(Raw records)
####
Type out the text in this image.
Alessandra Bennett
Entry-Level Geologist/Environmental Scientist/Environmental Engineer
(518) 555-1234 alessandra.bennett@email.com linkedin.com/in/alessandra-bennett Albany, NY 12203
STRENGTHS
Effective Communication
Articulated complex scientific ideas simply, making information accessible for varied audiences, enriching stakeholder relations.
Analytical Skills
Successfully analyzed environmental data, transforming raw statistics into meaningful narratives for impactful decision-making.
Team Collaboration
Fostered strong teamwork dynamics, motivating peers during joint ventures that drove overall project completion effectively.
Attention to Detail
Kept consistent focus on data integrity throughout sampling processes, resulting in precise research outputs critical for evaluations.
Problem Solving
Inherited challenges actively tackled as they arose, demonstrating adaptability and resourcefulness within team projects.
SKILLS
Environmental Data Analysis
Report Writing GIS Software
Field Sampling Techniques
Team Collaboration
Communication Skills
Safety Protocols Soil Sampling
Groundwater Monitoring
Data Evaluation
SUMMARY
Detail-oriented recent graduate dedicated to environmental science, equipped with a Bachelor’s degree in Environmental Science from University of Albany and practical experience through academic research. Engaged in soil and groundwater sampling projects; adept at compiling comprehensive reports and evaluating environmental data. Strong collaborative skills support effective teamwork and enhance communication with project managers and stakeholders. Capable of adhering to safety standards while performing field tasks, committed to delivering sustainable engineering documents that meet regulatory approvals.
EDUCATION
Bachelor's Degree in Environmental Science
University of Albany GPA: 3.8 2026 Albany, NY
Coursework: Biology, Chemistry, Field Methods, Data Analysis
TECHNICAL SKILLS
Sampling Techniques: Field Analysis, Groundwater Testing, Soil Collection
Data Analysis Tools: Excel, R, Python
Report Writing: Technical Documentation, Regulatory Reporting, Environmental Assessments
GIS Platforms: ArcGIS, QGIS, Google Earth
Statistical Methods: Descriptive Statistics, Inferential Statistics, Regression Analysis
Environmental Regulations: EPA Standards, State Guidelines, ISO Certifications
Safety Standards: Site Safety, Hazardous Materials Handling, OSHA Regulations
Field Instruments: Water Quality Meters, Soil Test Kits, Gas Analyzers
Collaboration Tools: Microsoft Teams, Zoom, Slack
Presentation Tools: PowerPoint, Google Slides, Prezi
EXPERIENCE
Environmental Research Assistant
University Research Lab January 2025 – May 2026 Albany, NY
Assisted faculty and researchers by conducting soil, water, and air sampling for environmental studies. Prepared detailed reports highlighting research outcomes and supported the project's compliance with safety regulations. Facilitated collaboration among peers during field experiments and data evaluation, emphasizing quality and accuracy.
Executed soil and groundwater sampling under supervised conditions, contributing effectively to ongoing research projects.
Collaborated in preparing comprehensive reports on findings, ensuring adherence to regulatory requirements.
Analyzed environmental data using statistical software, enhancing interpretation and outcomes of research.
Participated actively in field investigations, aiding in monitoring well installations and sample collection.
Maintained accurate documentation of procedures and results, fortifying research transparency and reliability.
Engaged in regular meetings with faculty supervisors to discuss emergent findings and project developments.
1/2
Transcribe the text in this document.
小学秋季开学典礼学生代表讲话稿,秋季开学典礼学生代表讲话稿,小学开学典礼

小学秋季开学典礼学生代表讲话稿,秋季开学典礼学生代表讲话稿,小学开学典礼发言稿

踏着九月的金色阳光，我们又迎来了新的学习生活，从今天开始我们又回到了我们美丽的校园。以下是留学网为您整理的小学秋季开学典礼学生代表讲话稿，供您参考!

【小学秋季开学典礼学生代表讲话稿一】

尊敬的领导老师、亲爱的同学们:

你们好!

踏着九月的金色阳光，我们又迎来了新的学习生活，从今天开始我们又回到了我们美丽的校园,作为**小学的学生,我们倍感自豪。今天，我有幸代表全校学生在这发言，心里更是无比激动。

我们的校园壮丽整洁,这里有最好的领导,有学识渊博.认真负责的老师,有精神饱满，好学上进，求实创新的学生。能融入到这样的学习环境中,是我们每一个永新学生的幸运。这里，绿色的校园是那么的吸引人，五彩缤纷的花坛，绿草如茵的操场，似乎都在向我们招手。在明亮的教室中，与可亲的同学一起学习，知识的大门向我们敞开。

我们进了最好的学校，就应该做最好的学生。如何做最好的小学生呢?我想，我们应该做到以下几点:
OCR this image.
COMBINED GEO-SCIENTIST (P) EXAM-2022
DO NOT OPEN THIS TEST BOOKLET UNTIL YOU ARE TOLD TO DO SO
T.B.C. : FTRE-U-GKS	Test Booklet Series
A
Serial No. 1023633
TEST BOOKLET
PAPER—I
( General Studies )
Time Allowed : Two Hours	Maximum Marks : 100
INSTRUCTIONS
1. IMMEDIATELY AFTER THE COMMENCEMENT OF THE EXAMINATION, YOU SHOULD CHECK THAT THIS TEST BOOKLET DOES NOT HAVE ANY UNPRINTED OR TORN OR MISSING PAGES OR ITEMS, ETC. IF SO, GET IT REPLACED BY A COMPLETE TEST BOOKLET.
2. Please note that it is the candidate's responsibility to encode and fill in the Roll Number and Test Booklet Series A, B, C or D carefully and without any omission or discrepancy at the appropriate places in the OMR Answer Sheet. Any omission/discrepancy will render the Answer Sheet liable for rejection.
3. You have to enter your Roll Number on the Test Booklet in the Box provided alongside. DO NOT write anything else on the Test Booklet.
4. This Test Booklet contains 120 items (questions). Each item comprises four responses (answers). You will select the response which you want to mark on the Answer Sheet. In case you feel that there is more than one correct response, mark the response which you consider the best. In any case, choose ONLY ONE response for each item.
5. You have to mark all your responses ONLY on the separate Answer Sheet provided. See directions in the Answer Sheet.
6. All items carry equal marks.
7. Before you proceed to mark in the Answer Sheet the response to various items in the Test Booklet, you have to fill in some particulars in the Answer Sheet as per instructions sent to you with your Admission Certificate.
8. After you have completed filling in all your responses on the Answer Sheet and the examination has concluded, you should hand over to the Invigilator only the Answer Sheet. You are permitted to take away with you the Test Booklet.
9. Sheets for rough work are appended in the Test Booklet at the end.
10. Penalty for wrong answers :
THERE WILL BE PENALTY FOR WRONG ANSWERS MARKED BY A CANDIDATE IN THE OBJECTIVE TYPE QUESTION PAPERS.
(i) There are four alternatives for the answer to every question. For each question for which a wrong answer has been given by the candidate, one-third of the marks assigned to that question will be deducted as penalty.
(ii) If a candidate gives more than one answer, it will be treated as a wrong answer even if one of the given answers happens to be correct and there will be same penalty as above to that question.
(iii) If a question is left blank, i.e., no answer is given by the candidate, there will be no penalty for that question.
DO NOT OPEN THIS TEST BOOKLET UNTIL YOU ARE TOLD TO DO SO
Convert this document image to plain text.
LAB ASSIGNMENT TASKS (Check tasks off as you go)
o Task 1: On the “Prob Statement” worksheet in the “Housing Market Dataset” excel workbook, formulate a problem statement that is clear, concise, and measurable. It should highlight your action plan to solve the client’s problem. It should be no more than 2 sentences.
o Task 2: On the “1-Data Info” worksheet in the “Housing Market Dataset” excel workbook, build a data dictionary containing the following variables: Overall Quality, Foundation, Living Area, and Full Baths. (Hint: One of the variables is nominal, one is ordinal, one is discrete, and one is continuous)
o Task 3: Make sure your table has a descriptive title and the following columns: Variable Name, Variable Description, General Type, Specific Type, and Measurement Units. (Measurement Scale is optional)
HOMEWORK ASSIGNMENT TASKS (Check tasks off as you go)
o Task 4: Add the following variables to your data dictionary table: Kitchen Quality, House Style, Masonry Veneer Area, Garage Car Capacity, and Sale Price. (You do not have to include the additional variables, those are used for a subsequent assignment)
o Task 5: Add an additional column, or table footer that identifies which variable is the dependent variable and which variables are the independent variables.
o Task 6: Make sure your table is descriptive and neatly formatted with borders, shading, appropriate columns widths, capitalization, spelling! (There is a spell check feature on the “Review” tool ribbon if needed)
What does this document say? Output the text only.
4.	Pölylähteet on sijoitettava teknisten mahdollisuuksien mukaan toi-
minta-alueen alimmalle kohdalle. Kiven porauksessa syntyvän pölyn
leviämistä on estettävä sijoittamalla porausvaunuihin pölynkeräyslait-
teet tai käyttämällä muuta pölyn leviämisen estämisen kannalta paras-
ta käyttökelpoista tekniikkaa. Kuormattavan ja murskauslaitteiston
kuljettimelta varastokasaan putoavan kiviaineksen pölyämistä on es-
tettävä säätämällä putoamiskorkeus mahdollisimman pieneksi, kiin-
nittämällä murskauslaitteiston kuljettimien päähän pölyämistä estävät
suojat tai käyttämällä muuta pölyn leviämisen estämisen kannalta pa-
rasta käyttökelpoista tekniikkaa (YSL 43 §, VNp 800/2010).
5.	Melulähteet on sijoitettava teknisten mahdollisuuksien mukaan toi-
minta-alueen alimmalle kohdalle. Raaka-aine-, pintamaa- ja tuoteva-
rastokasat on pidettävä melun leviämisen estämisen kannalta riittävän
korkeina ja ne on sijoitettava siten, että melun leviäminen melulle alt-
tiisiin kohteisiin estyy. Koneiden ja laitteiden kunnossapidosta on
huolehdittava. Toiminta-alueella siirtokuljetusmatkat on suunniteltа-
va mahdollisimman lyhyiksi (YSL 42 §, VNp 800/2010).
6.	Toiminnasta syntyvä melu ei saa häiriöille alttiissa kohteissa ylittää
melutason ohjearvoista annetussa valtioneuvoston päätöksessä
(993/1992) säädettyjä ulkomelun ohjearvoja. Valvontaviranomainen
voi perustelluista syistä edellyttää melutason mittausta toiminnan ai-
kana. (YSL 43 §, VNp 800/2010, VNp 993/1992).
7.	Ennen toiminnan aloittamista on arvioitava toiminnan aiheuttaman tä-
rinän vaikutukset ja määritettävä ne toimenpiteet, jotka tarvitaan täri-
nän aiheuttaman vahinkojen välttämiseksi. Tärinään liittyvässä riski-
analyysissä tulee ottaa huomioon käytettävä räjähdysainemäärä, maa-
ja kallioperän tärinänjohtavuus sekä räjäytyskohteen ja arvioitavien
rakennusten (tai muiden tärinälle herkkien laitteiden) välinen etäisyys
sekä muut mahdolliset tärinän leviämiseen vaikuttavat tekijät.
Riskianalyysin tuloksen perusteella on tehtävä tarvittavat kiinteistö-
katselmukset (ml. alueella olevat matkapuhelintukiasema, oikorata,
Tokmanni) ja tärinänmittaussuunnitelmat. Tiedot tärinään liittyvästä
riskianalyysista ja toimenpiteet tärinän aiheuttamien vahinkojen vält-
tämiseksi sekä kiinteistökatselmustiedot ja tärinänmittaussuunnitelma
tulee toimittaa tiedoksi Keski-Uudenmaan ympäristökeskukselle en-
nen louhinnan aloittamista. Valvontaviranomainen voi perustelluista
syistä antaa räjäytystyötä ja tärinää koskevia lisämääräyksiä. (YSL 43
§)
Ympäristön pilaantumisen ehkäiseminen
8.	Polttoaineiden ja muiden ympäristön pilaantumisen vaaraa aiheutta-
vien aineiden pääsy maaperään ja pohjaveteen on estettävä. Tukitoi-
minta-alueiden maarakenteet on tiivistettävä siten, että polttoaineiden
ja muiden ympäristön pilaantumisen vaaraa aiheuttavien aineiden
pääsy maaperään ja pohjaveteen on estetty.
####
Extract every line above that contains the word "kannalta".

teet tai käyttämällä muuta pölyn leviämisen estämisen kannalta paras-
suojat tai käyttämällä muuta pölyn leviämisen estämisen kannalta pa-
rastokasat on pidettävä melun leviämisen estämisen kannalta riittävän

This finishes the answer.